=== SOURCE PASSAGE ===
───

On 4 May 1970, the Ohio national guard shot at hundreds of students protesting against the invasion of Cambodia, wounding eight and killing four. Kent State was seared into the national consciousness. The US government had authorized the killing of its own (white) children.
But what many might not know is that a year earlier in Berkeley, California, police opened fire with buck and bird shot on a large crowd of young protesters seeking to keep open People’s Park, an impromptu community garden on land UC Berkeley wanted to use. Fifty people were hit.
James Rector, a 25-year-old visitor from San Jose, was killed. Alan Blanchard was blinded. Donovan Rundle was shot point blank in the stomach and almost bled to death. After two dozen surgeries, he would live with chronic pain for the next 50 years.
“Bloody Thursday”, 15 May 1969, was the day the Vietnam war came home. The streets of Bohemian Berkeley, the New Left’s west coast HQ, became a bloody war zone. Martial law was declared, a curfew imposed and national guardsmen with unsheathed bayonets and live ammunition occupied the town. A military helicopter doused the campus with tear gas. Many members of the Alameda county sheriff’s department had just come home from Vietnam. Some later admitted that they treated antiwar students like Viet Cong.
This pivotal event in 60s history comes back to life in an excellent new oral history, The Battle for People’s Park, Berkeley 1969, by Tom Dalzell. The book recounts the chaotic 40 days and nights from 20 April to 30 May 1969 with detail that reads like a gut punch. A large-format book, lavishly printed with hundreds of never-before-published color photographs, it is a hybrid oral-visual history that reads like watching a documentary.

───

=== RECORD SET ===

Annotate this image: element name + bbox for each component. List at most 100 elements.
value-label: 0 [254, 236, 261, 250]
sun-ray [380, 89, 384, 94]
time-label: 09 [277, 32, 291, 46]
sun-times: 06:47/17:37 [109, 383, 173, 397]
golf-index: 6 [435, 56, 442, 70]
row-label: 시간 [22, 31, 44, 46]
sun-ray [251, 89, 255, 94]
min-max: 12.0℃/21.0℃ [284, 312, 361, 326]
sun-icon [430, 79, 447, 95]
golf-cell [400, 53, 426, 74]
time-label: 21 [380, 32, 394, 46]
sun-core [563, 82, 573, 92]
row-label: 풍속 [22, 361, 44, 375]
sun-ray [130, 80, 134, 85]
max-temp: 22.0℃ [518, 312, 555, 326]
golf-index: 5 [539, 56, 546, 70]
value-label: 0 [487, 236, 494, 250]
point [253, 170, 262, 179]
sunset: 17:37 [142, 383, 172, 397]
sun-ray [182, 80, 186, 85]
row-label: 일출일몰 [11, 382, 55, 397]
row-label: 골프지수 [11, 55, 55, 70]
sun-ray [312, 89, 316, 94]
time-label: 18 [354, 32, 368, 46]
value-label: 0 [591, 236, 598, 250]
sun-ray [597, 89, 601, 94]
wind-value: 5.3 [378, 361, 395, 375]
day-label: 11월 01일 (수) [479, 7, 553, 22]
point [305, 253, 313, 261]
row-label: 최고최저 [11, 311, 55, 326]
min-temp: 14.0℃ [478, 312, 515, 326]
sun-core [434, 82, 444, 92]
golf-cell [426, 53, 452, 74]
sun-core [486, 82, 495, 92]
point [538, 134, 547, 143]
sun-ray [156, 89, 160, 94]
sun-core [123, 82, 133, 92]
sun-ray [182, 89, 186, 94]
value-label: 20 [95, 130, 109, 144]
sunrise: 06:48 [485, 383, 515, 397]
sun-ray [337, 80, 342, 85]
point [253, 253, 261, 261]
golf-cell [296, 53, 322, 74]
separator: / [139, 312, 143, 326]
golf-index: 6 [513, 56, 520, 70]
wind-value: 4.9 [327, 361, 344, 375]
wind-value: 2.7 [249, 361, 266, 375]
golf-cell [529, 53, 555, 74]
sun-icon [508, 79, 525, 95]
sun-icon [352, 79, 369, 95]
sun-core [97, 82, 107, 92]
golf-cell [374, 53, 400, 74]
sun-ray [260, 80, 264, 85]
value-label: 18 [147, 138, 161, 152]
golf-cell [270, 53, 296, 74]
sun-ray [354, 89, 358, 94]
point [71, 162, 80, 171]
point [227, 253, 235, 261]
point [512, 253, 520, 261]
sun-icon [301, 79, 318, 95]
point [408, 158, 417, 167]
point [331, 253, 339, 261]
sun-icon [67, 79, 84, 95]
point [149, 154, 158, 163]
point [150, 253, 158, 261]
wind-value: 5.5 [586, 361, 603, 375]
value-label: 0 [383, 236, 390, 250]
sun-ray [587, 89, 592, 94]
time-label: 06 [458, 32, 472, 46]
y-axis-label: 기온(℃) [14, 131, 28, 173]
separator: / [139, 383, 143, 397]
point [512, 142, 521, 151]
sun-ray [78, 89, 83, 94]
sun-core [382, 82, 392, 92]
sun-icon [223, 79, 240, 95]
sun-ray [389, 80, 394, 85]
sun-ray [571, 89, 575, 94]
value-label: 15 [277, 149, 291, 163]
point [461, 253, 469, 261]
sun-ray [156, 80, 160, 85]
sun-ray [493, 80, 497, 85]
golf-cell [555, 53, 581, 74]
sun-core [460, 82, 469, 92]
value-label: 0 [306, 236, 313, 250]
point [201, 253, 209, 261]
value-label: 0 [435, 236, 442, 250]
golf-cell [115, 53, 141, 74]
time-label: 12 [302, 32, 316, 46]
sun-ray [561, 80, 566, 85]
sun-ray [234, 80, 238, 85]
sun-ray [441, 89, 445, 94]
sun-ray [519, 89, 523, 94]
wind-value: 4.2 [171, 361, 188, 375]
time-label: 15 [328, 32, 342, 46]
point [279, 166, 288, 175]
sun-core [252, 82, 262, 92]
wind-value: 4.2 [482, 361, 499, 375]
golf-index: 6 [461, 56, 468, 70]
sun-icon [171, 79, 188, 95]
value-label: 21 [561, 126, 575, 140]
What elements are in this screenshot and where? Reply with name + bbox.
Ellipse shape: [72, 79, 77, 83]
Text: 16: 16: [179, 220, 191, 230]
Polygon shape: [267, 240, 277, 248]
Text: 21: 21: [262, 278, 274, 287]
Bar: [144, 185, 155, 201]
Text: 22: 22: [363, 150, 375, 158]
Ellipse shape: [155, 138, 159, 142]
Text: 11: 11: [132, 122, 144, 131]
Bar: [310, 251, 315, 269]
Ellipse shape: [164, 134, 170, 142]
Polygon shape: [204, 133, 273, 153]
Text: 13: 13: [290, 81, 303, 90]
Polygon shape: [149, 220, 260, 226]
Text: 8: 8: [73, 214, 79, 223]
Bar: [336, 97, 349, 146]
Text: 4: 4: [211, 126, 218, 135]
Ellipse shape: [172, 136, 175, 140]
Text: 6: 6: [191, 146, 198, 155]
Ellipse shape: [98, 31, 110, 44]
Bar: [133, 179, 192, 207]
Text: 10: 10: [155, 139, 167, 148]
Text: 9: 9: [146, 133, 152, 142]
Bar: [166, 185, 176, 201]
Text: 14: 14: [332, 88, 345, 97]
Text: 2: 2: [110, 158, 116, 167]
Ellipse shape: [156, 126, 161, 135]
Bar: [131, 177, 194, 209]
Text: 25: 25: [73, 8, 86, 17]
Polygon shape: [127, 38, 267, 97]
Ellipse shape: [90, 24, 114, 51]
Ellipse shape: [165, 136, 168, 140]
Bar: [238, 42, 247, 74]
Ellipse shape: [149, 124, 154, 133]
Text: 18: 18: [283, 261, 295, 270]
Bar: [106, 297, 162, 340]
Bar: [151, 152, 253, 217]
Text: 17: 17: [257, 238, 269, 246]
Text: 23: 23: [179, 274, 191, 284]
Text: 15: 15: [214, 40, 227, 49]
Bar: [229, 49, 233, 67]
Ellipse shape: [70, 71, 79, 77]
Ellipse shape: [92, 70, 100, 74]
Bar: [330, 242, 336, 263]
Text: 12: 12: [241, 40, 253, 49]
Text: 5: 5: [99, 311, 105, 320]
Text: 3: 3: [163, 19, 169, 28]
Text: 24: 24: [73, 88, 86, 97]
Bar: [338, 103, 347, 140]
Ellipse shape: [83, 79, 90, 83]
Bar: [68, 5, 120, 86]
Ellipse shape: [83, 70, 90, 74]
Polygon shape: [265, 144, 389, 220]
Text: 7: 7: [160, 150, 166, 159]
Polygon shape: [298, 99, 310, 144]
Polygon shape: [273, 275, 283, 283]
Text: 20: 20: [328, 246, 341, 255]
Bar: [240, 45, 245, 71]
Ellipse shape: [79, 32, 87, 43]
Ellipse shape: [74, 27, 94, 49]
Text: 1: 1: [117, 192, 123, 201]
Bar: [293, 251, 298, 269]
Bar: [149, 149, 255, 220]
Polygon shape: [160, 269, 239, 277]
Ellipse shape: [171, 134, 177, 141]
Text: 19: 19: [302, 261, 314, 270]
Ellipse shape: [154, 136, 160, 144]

───

=== EXERCISE A ===
Reproduce part of the People's Park passage, beginning at the words "On 4 May 1970, the" and stopping after the words "own (white) children.".
=== EXERCISE B ===
According to the People's Park passage, what span of time does Tom Dalzell's book recount?
The records are separate material and have no connection to the People's Park passage.

=== SOLUTION A ===
On 4 May 1970, the Ohio national guard shot at hundreds of students protesting against the invasion of Cambodia, wounding eight and killing four. Kent State was seared into the national consciousness. The US government had authorized the killing of its own (white) children.

=== SOLUTION B ===
The 40 days and nights from 20 April to 30 May 1969.